■ **TASK STATEMENT**:
Scan the records below for the word "JSON" and give only the number of lines that hold it.
=== SOURCE RECORDS ===
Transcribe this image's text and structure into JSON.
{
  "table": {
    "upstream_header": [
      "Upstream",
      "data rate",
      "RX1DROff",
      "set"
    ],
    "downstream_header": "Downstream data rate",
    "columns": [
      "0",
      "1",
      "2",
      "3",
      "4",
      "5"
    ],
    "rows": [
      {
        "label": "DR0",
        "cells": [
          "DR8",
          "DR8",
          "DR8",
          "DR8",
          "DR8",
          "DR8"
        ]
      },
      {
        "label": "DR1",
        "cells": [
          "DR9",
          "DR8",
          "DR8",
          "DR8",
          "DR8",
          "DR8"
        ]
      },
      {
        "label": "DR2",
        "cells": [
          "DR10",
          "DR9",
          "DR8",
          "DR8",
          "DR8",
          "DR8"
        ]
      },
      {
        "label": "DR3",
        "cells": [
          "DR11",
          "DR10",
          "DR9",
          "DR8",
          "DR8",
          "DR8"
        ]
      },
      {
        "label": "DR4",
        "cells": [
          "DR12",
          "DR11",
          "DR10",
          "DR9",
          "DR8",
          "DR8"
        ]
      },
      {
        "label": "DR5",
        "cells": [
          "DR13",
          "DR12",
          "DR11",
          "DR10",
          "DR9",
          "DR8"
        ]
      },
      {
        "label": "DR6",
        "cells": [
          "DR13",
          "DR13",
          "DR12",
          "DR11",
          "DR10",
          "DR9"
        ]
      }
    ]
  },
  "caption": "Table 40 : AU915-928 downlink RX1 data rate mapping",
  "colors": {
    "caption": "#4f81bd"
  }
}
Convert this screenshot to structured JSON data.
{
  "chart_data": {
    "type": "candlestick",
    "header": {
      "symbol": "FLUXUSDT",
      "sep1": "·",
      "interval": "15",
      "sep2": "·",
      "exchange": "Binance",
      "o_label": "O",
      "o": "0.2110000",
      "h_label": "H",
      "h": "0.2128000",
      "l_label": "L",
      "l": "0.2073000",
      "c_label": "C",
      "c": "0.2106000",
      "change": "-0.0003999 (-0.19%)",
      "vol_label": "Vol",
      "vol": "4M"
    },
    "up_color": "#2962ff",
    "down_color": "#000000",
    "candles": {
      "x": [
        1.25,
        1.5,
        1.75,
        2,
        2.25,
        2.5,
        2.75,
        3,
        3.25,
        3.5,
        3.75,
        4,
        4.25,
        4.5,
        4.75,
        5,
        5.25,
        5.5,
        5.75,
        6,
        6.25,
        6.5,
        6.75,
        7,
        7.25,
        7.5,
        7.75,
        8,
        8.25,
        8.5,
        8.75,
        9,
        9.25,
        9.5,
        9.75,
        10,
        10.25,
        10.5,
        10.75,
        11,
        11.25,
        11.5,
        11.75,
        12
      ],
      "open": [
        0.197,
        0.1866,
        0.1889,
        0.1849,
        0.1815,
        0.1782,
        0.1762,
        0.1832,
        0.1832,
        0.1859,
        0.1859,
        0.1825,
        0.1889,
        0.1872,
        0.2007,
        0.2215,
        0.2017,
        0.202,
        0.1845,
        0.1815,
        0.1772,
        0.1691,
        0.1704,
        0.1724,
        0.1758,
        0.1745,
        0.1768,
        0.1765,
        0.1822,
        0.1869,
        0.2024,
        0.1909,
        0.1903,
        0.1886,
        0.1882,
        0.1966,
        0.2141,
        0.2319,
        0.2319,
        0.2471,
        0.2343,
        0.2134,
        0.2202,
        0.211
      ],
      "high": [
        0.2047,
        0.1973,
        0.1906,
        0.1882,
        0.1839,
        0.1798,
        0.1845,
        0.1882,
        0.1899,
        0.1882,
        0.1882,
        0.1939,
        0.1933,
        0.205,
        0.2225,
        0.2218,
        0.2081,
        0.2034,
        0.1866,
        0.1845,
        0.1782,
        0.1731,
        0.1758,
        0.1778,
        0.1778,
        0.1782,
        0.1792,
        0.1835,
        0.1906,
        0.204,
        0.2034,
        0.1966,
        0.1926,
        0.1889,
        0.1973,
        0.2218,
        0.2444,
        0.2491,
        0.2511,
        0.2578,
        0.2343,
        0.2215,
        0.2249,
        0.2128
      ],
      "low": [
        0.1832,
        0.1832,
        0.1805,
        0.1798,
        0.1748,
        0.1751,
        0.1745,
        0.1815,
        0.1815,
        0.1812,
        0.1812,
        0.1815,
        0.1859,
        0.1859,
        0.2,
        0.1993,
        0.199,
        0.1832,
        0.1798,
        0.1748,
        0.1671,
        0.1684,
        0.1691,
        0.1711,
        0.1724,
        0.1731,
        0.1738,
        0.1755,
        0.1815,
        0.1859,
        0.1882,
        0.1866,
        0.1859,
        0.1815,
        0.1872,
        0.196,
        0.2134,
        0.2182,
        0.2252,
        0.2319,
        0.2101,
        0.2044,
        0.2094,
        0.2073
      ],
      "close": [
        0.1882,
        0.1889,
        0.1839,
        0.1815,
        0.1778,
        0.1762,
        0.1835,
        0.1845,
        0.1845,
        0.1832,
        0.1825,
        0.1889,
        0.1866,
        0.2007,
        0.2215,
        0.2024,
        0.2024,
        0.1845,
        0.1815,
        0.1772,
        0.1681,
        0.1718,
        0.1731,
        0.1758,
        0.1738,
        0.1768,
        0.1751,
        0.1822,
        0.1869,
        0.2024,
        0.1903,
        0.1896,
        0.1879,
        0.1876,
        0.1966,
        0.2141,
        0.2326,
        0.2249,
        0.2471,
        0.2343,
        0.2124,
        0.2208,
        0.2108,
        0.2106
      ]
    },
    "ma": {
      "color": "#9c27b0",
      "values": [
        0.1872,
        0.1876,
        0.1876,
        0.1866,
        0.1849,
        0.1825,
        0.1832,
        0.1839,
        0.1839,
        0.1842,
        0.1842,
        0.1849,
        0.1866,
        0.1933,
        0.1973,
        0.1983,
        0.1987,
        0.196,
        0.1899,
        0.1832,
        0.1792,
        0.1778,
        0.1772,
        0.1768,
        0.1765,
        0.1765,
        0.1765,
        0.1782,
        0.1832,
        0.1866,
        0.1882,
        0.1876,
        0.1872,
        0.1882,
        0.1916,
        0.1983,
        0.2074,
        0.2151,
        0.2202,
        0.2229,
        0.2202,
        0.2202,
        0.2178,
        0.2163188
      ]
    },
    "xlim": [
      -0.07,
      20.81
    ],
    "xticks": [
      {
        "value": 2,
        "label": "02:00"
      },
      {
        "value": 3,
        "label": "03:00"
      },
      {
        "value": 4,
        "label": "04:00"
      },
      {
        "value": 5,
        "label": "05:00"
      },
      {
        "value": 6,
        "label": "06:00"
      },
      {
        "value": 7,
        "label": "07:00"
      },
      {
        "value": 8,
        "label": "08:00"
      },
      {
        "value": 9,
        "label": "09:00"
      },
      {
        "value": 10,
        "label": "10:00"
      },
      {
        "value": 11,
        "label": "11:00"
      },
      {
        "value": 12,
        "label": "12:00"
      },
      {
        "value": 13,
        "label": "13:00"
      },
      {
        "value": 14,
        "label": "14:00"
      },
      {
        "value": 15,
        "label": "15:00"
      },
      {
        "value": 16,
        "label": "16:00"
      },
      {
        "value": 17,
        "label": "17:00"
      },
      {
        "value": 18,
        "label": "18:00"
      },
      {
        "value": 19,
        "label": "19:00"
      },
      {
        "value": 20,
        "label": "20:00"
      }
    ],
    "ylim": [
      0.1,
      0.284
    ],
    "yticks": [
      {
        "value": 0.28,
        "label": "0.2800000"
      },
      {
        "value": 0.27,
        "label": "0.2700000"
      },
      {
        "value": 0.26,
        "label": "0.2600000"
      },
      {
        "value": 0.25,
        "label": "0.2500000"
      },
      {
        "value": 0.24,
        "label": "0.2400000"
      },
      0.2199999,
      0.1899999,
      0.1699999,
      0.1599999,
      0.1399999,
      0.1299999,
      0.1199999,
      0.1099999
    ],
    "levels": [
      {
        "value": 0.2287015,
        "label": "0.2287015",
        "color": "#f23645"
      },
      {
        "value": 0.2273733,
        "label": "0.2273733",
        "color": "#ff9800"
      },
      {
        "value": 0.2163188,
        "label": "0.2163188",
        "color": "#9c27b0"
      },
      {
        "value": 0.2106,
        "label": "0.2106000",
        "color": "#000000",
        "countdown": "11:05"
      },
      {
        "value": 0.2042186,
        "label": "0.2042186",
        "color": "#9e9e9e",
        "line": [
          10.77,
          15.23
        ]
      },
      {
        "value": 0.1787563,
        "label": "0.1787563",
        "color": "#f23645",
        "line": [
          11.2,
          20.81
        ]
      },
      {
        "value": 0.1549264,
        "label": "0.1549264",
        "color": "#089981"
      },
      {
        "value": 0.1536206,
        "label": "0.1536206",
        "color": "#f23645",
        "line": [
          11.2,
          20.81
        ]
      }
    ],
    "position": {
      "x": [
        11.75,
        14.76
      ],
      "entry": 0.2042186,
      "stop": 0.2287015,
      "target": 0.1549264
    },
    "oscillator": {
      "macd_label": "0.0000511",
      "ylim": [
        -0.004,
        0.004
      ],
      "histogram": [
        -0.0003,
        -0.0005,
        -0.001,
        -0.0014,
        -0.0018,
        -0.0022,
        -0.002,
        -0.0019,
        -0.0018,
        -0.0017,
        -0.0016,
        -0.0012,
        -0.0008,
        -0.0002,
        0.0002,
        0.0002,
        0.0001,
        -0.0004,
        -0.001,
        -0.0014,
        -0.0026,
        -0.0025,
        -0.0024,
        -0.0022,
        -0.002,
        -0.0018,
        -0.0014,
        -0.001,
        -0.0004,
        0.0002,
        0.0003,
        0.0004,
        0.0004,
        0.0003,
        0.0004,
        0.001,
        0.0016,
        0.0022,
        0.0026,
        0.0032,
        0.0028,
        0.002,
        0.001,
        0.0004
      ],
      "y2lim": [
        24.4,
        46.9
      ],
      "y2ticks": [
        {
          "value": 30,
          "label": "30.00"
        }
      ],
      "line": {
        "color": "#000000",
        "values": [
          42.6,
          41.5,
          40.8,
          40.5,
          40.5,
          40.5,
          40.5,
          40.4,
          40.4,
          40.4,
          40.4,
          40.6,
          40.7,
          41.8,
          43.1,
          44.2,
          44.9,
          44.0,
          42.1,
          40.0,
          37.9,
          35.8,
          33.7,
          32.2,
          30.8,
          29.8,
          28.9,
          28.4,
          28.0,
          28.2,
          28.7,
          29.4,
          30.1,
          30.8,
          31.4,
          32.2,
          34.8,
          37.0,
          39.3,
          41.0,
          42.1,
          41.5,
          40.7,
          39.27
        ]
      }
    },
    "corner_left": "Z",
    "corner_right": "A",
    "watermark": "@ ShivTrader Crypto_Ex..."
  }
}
===
■ **OUTPUT**:
2